Job:
Where a line holds the string "this", return that line.

— Start of Given records —

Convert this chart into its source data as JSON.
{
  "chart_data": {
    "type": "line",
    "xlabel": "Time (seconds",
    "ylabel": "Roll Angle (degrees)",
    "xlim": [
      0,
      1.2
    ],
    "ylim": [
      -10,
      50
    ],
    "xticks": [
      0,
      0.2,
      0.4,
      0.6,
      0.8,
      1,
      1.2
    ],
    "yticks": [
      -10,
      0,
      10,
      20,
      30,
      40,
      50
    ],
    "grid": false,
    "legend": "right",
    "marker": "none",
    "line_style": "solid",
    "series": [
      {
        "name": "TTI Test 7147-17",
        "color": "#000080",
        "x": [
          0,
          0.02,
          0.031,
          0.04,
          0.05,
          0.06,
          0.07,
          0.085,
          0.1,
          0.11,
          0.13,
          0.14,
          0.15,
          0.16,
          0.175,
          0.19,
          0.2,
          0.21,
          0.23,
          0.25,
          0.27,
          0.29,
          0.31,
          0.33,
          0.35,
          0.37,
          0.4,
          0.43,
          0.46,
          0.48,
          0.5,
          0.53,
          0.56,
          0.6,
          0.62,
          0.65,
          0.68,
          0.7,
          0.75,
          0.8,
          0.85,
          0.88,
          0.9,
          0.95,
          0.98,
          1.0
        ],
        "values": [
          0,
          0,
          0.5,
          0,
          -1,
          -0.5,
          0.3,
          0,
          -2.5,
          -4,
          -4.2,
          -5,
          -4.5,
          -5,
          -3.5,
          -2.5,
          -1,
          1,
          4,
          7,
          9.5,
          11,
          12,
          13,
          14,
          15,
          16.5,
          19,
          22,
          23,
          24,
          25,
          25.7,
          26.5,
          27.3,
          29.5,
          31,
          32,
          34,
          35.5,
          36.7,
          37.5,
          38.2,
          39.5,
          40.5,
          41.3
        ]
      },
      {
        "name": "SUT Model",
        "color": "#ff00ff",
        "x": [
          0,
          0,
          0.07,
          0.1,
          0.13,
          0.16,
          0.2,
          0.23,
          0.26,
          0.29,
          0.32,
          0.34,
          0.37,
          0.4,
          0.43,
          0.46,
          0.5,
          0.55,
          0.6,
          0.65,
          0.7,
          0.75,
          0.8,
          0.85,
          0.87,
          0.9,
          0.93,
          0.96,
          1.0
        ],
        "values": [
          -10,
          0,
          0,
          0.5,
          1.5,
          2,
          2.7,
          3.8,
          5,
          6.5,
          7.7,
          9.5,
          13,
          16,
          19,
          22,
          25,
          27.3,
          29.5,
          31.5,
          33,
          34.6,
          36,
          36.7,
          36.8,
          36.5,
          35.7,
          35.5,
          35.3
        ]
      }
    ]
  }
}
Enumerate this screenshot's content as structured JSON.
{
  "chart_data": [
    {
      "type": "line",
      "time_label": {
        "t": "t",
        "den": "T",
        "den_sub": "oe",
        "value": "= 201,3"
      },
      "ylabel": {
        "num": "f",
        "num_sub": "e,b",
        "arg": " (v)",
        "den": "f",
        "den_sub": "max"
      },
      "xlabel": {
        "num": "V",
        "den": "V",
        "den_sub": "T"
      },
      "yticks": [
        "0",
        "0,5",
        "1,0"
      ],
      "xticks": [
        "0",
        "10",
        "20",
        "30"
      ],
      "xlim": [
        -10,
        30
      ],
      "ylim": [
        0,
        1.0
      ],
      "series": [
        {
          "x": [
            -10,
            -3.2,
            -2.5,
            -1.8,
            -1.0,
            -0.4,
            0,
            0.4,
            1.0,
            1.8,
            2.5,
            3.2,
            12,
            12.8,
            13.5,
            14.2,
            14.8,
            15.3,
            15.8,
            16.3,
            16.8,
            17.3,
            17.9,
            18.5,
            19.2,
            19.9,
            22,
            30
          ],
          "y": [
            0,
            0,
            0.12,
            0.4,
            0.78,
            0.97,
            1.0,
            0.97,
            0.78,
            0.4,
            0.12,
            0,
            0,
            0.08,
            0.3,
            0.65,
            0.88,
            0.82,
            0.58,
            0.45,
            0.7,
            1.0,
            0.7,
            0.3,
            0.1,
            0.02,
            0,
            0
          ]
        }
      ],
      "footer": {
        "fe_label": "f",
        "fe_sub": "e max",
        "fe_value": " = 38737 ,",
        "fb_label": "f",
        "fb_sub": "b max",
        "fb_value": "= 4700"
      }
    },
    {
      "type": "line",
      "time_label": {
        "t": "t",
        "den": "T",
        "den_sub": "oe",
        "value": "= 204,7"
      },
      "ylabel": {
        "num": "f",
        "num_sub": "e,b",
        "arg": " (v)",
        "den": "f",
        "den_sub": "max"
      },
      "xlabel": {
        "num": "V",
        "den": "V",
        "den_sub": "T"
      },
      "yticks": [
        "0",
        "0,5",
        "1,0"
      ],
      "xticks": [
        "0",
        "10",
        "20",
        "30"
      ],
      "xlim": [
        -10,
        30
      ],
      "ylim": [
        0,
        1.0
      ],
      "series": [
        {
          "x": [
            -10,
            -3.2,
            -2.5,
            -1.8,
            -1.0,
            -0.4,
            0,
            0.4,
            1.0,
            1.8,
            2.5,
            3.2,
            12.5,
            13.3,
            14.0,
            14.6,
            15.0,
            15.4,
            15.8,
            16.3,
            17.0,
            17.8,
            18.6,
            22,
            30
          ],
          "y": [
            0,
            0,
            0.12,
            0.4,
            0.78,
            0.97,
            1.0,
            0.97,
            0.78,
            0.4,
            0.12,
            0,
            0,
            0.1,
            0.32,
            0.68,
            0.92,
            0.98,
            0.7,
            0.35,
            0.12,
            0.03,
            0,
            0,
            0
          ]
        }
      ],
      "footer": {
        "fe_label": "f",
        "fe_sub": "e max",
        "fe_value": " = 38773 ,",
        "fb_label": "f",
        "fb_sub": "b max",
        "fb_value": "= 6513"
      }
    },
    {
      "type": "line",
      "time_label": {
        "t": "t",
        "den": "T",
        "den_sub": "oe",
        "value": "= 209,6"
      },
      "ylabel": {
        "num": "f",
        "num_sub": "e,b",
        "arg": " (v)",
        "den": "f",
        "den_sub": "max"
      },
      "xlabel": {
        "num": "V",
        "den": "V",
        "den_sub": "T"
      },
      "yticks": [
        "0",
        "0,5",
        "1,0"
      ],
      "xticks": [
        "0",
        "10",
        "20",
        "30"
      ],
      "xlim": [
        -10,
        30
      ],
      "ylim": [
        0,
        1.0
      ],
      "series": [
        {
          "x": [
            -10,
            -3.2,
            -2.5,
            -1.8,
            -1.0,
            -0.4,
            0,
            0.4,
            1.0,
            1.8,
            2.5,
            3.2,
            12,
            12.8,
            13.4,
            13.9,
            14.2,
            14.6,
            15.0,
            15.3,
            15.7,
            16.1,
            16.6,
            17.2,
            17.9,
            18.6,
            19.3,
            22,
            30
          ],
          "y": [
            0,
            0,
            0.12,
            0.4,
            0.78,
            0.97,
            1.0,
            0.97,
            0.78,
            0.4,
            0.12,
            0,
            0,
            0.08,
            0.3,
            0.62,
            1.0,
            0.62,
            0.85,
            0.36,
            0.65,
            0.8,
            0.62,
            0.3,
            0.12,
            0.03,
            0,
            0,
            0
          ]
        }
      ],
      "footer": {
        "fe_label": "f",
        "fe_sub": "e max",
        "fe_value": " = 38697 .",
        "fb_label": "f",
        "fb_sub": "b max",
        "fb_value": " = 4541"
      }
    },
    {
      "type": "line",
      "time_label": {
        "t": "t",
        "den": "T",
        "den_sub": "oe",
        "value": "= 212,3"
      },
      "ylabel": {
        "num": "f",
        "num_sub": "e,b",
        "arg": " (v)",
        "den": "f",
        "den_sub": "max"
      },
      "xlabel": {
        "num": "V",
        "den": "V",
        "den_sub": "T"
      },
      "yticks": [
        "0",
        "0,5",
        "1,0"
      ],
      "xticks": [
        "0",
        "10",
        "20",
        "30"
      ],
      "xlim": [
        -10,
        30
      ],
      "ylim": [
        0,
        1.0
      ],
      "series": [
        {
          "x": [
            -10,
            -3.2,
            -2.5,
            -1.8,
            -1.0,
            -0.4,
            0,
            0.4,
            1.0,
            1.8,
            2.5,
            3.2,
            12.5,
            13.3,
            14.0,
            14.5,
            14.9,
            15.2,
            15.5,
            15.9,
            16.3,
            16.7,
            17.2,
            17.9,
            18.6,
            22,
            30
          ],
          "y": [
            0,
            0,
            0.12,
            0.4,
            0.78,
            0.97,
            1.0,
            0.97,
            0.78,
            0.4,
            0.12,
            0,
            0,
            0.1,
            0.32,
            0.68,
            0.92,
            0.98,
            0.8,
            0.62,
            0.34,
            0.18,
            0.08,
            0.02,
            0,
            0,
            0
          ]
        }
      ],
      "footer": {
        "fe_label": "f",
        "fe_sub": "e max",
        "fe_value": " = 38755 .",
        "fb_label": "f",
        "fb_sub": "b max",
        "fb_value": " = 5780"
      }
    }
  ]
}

— End of Given records —

The reply:
Convert this chart into its source data as JSON.
Enumerate this screenshot's content as structured JSON.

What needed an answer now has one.